[Entries taken from a collection]
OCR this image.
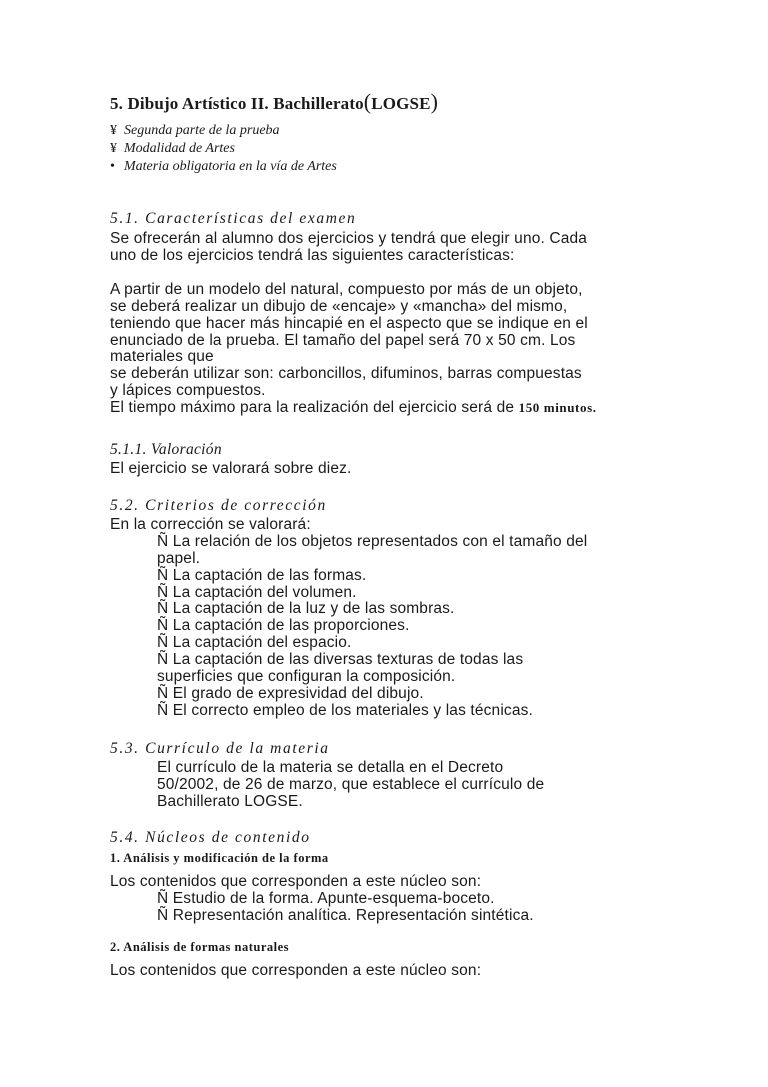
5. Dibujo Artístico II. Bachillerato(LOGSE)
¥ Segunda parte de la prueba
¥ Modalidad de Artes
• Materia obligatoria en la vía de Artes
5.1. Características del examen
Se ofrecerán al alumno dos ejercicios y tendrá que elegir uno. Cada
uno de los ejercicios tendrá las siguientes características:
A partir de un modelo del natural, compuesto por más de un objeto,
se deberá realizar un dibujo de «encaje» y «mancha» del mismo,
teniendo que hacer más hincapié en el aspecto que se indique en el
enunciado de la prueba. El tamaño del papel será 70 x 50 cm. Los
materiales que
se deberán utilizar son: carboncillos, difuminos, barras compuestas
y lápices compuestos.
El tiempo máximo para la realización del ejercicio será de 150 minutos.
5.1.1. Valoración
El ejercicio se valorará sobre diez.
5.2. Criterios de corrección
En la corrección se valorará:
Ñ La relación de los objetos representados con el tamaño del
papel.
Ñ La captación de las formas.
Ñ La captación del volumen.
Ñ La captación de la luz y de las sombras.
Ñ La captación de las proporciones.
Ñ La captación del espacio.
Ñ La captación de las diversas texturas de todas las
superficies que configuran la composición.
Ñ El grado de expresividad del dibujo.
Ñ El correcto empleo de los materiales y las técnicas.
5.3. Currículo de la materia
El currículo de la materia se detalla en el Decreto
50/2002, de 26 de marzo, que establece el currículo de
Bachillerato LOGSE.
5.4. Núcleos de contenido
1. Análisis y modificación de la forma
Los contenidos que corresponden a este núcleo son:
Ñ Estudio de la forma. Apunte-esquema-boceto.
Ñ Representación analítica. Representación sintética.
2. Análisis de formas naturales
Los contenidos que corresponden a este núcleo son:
--
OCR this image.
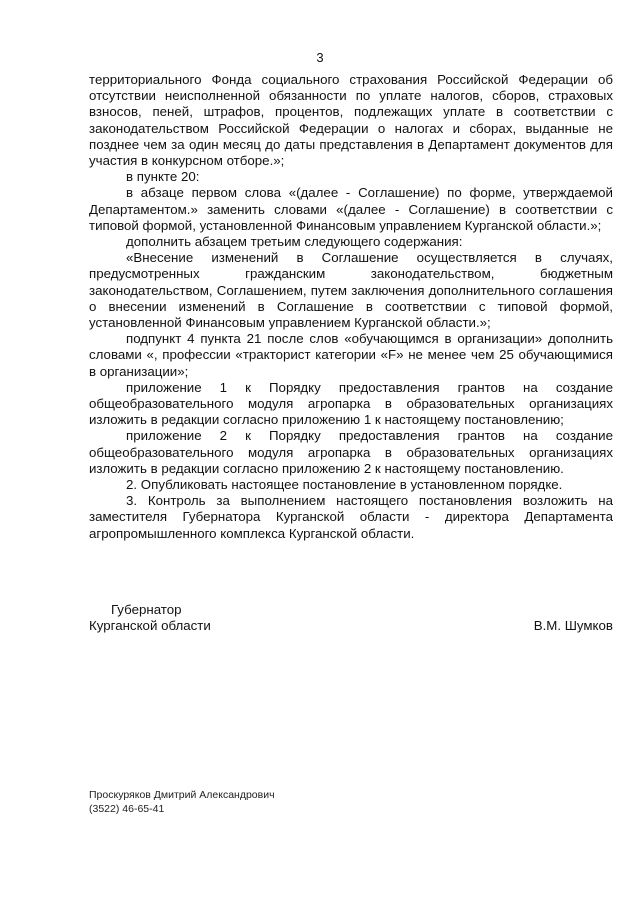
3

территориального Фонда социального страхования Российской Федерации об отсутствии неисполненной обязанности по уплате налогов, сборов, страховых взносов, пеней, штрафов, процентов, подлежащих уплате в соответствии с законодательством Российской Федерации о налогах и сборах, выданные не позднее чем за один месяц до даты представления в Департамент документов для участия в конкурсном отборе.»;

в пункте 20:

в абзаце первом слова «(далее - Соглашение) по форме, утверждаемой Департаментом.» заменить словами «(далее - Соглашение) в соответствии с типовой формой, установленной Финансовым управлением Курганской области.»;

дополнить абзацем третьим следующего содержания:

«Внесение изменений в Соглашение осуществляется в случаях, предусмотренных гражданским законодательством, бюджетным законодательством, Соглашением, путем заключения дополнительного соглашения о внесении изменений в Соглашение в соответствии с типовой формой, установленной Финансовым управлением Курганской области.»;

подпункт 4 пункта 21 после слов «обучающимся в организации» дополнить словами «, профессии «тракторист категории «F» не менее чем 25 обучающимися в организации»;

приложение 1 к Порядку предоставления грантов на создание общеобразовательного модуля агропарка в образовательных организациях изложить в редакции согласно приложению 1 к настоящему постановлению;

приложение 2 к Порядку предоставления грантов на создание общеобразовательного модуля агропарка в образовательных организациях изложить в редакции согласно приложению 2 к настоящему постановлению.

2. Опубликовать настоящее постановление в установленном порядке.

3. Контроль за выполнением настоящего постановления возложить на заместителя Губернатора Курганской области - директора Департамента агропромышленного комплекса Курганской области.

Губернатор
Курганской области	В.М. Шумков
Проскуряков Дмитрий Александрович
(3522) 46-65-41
...
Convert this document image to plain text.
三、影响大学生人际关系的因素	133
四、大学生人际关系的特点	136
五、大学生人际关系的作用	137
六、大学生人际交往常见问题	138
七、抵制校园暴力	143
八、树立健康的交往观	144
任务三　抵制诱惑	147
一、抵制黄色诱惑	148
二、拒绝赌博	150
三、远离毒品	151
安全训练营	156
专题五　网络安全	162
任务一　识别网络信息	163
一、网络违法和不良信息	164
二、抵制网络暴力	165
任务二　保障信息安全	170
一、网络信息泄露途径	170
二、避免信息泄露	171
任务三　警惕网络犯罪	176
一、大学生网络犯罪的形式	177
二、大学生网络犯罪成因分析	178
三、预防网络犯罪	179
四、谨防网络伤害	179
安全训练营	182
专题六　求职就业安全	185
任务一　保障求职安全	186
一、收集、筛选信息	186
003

## BRIEF
Consider the entries above and return each line with the string "papel".

## TASK RESPONSE
enunciado de la prueba. El tamaño del papel será 70 x 50 cm. Los
papel.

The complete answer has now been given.